▶ [Task prompt]
Compile every line that includes the word "representaron".

▶ [Entries supplied]
>> BEGIN
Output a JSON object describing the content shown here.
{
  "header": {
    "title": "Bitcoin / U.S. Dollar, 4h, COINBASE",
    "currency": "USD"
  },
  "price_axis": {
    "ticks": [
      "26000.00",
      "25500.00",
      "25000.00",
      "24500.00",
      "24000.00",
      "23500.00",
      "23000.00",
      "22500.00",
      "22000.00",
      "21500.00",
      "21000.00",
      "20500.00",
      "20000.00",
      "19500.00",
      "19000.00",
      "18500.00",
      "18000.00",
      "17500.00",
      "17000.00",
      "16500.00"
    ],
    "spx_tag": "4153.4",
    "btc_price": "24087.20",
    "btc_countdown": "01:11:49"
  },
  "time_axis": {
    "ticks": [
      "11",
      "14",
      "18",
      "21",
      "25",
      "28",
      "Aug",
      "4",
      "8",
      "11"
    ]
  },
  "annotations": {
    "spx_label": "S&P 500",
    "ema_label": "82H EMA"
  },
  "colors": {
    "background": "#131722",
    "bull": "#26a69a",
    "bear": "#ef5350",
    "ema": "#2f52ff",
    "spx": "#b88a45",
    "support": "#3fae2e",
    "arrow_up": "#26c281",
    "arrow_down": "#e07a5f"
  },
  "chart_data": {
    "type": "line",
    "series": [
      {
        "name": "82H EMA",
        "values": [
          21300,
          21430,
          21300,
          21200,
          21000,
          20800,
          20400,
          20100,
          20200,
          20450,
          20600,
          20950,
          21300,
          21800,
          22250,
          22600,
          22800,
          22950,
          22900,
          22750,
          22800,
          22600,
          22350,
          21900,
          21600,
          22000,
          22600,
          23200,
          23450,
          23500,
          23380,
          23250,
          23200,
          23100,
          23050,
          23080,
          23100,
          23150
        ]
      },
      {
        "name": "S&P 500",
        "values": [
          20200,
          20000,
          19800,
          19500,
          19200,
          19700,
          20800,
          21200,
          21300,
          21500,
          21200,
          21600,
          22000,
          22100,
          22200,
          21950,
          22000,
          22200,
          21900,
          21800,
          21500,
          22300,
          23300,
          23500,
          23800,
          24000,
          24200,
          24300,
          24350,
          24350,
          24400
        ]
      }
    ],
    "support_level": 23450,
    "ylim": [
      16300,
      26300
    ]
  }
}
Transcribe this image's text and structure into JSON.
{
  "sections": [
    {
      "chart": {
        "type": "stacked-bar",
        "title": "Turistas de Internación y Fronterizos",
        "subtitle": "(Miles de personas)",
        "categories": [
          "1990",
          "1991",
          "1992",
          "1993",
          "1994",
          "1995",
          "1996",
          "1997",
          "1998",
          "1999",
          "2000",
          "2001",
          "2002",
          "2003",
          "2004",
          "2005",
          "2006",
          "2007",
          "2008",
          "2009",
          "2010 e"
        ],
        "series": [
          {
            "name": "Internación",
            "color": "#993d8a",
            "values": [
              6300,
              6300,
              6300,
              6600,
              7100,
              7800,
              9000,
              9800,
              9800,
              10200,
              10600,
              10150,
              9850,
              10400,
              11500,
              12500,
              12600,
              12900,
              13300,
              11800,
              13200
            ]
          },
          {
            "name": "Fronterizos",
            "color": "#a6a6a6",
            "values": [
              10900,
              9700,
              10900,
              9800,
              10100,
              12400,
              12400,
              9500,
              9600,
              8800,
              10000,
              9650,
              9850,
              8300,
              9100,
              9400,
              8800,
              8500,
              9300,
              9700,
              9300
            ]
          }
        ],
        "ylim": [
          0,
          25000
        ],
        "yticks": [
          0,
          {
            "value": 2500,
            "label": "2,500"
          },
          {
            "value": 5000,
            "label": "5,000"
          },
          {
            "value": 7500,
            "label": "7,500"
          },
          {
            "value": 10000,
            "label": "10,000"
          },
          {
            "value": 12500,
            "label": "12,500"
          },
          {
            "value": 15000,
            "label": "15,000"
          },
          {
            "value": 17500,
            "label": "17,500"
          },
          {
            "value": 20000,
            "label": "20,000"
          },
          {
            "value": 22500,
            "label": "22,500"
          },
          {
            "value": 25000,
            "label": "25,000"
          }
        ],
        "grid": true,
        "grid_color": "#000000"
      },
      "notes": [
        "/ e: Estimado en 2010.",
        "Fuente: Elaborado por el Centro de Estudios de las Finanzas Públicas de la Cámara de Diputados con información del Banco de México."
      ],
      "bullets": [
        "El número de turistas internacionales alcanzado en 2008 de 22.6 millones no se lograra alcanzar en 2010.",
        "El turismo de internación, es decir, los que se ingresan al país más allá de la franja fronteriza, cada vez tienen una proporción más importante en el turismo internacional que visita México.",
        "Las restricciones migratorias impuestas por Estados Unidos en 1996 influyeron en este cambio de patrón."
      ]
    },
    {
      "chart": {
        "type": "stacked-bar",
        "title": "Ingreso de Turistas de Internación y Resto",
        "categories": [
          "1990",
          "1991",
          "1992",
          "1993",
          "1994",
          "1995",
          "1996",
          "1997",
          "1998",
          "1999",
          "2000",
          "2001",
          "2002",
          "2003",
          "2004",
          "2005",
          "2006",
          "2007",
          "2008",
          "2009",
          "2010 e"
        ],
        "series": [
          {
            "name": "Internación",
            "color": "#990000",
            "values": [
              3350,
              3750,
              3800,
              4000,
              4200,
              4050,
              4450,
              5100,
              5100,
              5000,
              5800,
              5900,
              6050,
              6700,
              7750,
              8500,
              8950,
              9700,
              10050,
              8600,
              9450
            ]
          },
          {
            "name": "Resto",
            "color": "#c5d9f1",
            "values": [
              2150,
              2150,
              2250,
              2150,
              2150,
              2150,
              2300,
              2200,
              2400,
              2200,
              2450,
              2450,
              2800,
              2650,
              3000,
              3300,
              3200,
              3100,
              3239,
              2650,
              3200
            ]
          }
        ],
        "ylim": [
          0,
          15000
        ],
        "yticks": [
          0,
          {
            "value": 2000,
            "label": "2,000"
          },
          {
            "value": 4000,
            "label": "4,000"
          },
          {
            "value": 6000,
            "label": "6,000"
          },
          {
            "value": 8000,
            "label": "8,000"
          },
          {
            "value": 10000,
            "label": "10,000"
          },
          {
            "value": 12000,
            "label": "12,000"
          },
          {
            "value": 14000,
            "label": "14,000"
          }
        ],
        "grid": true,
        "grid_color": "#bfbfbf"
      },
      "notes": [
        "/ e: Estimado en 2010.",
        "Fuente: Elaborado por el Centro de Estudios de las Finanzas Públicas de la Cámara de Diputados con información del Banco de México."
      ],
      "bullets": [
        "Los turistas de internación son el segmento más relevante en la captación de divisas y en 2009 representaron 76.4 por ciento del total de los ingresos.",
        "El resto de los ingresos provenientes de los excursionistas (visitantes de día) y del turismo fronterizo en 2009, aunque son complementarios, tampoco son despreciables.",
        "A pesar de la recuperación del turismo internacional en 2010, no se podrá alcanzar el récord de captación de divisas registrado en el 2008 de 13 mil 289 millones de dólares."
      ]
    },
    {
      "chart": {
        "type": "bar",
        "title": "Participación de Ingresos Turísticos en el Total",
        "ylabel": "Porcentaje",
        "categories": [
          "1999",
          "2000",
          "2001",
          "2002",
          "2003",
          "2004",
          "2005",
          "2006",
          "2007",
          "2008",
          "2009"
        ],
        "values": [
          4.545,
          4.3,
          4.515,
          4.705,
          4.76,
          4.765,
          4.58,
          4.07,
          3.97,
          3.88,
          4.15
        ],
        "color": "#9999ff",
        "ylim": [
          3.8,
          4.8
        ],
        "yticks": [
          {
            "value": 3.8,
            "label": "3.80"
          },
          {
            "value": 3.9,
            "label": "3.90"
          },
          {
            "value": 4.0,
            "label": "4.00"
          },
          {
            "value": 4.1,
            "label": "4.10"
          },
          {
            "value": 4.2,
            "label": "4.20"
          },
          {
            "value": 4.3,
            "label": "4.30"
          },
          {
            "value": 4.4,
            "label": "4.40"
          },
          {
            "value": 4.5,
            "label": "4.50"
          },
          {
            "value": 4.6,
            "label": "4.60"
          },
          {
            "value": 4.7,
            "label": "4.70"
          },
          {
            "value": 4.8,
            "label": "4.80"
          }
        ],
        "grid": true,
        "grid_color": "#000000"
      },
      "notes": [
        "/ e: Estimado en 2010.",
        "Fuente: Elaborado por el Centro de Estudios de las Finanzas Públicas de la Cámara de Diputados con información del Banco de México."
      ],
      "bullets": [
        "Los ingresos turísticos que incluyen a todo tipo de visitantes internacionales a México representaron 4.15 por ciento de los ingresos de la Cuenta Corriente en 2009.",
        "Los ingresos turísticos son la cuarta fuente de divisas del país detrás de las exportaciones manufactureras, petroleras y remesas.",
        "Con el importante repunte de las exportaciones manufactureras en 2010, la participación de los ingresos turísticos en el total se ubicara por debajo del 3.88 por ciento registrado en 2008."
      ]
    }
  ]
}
>> END
▶ [The solution]
        "Los turistas de internación son el segmento más relevante en la captación de divisas y en 2009 representaron 76.4 por ciento del total de los ingresos.",
        "Los ingresos turísticos que incluyen a todo tipo de visitantes internacionales a México representaron 4.15 por ciento de los ingresos de la Cuenta Corriente en 2009.",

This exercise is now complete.